## Instruction
Write out the full set of records exactly. Any pictures in them do not belong in the copy.

## Data
○ ○ ○ ○

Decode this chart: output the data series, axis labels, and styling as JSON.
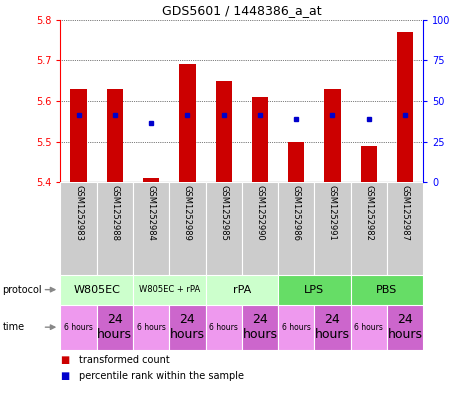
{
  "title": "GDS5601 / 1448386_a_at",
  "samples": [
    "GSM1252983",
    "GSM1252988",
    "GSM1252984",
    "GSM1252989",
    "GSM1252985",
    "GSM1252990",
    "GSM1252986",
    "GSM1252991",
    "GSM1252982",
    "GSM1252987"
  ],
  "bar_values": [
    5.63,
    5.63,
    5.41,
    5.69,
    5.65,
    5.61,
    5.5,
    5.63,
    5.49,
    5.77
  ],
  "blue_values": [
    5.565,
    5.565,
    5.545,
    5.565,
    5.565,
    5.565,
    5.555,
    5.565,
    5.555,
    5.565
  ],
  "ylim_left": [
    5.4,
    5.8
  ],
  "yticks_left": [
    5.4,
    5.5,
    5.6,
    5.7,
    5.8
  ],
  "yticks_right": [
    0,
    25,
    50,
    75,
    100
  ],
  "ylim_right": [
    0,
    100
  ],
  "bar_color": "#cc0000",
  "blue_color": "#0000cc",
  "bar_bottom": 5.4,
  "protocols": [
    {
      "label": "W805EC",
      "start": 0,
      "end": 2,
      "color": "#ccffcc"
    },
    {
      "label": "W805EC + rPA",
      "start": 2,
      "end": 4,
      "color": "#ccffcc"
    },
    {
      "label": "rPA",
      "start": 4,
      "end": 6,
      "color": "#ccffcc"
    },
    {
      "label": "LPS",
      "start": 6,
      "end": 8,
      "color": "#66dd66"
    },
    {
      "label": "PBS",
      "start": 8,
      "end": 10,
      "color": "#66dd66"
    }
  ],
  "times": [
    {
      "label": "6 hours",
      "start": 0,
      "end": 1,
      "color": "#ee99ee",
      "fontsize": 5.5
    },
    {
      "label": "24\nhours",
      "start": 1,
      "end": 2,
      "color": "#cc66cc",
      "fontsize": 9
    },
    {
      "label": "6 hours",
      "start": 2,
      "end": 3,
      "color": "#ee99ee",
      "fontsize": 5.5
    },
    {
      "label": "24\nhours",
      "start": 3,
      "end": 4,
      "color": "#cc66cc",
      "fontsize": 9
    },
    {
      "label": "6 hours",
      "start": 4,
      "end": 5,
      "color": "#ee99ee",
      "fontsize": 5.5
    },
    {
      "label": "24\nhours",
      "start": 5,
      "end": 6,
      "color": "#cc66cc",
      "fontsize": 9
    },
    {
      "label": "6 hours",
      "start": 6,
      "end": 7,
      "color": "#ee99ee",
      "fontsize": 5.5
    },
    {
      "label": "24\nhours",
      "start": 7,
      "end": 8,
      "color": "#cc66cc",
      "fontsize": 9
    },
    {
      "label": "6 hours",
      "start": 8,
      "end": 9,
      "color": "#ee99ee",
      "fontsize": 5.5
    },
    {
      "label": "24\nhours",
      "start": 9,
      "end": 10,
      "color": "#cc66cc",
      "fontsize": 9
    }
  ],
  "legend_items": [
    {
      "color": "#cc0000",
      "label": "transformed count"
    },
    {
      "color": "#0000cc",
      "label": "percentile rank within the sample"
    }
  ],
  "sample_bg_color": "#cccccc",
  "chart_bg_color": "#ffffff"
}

○ ○ ○ ○

## Solution to the problem
Decode this chart: output the data series, axis labels, and styling as JSON.
{
  "title": "GDS5601 / 1448386_a_at",
  "samples": [
    "GSM1252983",
    "GSM1252988",
    "GSM1252984",
    "GSM1252989",
    "GSM1252985",
    "GSM1252990",
    "GSM1252986",
    "GSM1252991",
    "GSM1252982",
    "GSM1252987"
  ],
  "bar_values": [
    5.63,
    5.63,
    5.41,
    5.69,
    5.65,
    5.61,
    5.5,
    5.63,
    5.49,
    5.77
  ],
  "blue_values": [
    5.565,
    5.565,
    5.545,
    5.565,
    5.565,
    5.565,
    5.555,
    5.565,
    5.555,
    5.565
  ],
  "ylim_left": [
    5.4,
    5.8
  ],
  "yticks_left": [
    5.4,
    5.5,
    5.6,
    5.7,
    5.8
  ],
  "yticks_right": [
    0,
    25,
    50,
    75,
    100
  ],
  "ylim_right": [
    0,
    100
  ],
  "bar_color": "#cc0000",
  "blue_color": "#0000cc",
  "bar_bottom": 5.4,
  "protocols": [
    {
      "label": "W805EC",
      "start": 0,
      "end": 2,
      "color": "#ccffcc"
    },
    {
      "label": "W805EC + rPA",
      "start": 2,
      "end": 4,
      "color": "#ccffcc"
    },
    {
      "label": "rPA",
      "start": 4,
      "end": 6,
      "color": "#ccffcc"
    },
    {
      "label": "LPS",
      "start": 6,
      "end": 8,
      "color": "#66dd66"
    },
    {
      "label": "PBS",
      "start": 8,
      "end": 10,
      "color": "#66dd66"
    }
  ],
  "times": [
    {
      "label": "6 hours",
      "start": 0,
      "end": 1,
      "color": "#ee99ee",
      "fontsize": 5.5
    },
    {
      "label": "24\nhours",
      "start": 1,
      "end": 2,
      "color": "#cc66cc",
      "fontsize": 9
    },
    {
      "label": "6 hours",
      "start": 2,
      "end": 3,
      "color": "#ee99ee",
      "fontsize": 5.5
    },
    {
      "label": "24\nhours",
      "start": 3,
      "end": 4,
      "color": "#cc66cc",
      "fontsize": 9
    },
    {
      "label": "6 hours",
      "start": 4,
      "end": 5,
      "color": "#ee99ee",
      "fontsize": 5.5
    },
    {
      "label": "24\nhours",
      "start": 5,
      "end": 6,
      "color": "#cc66cc",
      "fontsize": 9
    },
    {
      "label": "6 hours",
      "start": 6,
      "end": 7,
      "color": "#ee99ee",
      "fontsize": 5.5
    },
    {
      "label": "24\nhours",
      "start": 7,
      "end": 8,
      "color": "#cc66cc",
      "fontsize": 9
    },
    {
      "label": "6 hours",
      "start": 8,
      "end": 9,
      "color": "#ee99ee",
      "fontsize": 5.5
    },
    {
      "label": "24\nhours",
      "start": 9,
      "end": 10,
      "color": "#cc66cc",
      "fontsize": 9
    }
  ],
  "legend_items": [
    {
      "color": "#cc0000",
      "label": "transformed count"
    },
    {
      "color": "#0000cc",
      "label": "percentile rank within the sample"
    }
  ],
  "sample_bg_color": "#cccccc",
  "chart_bg_color": "#ffffff"
}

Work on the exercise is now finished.